■ Task requirements ■
How many lines in the records below contain "adherence"? Answer with the number alone.

(Stored items from a collection)
◆ ◆ ◆ ◆ ◆

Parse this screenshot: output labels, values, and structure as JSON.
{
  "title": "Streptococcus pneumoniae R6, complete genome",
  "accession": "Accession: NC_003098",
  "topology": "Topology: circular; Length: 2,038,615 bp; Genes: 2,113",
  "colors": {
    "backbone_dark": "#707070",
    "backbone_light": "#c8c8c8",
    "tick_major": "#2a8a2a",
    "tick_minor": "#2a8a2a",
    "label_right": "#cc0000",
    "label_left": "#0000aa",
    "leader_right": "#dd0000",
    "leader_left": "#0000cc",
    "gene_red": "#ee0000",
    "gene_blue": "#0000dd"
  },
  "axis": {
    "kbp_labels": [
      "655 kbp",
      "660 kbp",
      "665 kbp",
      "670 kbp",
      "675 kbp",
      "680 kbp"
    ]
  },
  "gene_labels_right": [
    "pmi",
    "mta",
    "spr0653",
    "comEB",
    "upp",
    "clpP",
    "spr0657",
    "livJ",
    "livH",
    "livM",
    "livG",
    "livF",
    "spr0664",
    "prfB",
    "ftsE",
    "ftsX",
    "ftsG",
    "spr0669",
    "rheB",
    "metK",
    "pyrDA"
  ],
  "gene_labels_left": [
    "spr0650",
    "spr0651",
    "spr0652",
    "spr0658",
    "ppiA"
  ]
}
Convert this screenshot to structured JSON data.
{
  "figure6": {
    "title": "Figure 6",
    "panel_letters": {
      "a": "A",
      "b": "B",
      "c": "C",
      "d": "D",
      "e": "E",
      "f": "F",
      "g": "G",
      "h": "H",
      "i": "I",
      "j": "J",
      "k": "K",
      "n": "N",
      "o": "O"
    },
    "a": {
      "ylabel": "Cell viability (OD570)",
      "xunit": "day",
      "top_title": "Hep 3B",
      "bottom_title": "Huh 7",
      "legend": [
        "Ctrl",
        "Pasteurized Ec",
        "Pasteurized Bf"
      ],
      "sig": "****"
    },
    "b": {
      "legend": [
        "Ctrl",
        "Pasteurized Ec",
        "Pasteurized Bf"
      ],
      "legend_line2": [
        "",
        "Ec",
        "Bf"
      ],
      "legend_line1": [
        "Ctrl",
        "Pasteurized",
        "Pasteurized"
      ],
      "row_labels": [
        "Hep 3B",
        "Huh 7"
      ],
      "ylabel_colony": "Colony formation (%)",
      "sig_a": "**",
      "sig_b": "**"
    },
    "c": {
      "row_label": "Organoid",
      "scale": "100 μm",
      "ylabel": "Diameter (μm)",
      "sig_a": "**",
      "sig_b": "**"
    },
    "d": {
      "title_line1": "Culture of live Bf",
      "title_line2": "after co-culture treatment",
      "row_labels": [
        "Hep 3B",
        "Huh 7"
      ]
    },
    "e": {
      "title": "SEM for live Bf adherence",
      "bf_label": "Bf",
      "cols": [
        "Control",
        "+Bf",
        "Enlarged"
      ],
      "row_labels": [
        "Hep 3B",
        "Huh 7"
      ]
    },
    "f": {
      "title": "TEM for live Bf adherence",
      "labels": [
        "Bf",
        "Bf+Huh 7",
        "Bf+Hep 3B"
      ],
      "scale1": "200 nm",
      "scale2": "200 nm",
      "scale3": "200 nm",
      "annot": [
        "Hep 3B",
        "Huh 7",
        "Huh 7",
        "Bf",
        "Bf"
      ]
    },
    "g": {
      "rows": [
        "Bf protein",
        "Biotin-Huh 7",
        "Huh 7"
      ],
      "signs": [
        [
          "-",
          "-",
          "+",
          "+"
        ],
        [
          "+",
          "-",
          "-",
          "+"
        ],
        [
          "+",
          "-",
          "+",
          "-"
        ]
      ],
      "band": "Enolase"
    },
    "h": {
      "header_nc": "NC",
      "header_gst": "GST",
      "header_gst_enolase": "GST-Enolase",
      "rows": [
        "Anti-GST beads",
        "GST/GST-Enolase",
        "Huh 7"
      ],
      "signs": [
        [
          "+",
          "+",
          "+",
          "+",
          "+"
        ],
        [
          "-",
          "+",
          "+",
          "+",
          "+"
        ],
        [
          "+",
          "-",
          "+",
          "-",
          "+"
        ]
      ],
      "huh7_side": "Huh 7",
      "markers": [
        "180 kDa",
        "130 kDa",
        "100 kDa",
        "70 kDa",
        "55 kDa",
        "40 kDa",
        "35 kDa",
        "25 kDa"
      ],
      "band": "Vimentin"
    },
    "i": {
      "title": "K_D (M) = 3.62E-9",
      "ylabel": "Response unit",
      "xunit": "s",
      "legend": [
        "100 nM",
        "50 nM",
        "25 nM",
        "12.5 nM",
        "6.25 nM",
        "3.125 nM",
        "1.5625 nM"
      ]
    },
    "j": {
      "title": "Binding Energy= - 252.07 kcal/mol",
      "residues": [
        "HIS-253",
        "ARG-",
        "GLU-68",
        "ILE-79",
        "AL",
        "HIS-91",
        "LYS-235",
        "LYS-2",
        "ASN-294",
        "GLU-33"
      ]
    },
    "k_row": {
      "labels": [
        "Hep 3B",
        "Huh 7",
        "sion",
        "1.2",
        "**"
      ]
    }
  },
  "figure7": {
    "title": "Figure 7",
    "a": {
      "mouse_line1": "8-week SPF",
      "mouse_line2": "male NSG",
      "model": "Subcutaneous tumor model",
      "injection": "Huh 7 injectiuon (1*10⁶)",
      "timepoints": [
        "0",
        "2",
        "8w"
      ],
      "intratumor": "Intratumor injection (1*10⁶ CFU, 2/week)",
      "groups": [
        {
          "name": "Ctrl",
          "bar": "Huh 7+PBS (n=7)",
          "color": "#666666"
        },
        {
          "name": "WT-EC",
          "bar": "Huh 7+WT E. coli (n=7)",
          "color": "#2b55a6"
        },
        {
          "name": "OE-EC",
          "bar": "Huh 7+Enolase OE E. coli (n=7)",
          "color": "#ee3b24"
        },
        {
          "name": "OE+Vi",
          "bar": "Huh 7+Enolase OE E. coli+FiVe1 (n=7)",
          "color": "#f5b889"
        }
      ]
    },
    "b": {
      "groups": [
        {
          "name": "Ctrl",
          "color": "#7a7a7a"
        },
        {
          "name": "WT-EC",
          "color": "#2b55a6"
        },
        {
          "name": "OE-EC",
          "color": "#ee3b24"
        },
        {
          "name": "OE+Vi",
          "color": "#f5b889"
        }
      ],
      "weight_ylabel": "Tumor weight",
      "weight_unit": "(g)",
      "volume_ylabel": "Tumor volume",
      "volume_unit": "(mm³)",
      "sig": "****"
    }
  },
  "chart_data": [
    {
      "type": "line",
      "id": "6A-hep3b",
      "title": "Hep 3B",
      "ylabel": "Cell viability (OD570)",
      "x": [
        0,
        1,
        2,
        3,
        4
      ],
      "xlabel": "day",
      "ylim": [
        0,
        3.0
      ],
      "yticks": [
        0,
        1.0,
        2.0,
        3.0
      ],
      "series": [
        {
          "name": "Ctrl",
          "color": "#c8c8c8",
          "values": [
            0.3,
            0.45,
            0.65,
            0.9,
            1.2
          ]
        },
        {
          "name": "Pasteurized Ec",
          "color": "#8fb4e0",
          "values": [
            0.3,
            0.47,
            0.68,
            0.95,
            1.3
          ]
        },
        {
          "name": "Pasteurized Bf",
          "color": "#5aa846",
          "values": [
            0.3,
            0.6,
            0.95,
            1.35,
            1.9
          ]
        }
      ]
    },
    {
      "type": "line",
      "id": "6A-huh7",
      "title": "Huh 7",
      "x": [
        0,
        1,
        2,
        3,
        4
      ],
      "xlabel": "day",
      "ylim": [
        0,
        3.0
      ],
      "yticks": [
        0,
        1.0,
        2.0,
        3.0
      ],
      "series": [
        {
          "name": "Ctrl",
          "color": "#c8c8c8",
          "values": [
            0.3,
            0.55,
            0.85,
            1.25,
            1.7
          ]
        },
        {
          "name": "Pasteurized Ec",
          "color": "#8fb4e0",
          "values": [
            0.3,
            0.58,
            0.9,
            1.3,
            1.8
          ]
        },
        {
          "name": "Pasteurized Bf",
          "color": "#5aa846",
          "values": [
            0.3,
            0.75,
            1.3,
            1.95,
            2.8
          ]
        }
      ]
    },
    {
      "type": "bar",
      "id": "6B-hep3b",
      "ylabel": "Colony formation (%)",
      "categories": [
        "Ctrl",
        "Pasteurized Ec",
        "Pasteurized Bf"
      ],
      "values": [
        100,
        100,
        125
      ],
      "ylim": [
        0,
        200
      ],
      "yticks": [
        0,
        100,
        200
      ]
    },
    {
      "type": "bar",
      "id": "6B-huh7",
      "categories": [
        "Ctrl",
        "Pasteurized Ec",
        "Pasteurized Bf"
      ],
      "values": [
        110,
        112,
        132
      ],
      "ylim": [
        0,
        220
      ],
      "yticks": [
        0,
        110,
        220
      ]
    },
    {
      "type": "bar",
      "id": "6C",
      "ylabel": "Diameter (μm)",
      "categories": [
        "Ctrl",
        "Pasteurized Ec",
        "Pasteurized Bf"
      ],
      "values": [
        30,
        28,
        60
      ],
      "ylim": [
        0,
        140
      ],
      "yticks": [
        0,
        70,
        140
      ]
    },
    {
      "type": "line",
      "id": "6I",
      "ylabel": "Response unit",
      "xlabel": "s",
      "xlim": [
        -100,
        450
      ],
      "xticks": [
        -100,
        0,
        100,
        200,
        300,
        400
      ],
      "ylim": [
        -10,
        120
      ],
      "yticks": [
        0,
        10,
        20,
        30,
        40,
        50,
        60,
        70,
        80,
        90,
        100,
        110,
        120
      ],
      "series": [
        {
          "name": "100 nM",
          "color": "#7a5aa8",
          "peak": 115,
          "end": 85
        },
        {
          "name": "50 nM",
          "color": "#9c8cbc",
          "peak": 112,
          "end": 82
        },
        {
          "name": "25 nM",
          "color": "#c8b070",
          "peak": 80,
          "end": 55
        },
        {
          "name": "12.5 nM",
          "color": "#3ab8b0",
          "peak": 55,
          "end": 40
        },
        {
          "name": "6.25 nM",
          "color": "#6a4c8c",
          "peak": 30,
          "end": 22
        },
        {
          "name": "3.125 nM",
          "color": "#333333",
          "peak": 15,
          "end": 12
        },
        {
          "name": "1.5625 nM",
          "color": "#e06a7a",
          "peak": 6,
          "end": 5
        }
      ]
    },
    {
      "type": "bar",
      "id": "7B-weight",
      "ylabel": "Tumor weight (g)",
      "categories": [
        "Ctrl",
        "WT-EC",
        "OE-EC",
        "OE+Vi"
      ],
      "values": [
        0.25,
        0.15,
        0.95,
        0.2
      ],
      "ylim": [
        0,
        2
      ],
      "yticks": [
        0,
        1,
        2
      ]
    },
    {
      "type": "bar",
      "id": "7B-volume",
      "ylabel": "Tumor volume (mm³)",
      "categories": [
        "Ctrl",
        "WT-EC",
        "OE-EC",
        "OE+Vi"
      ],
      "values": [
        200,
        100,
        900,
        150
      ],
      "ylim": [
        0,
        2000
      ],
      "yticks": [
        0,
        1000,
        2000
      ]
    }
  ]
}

◆ ◆ ◆ ◆ ◆

■ Answer to this task ■
2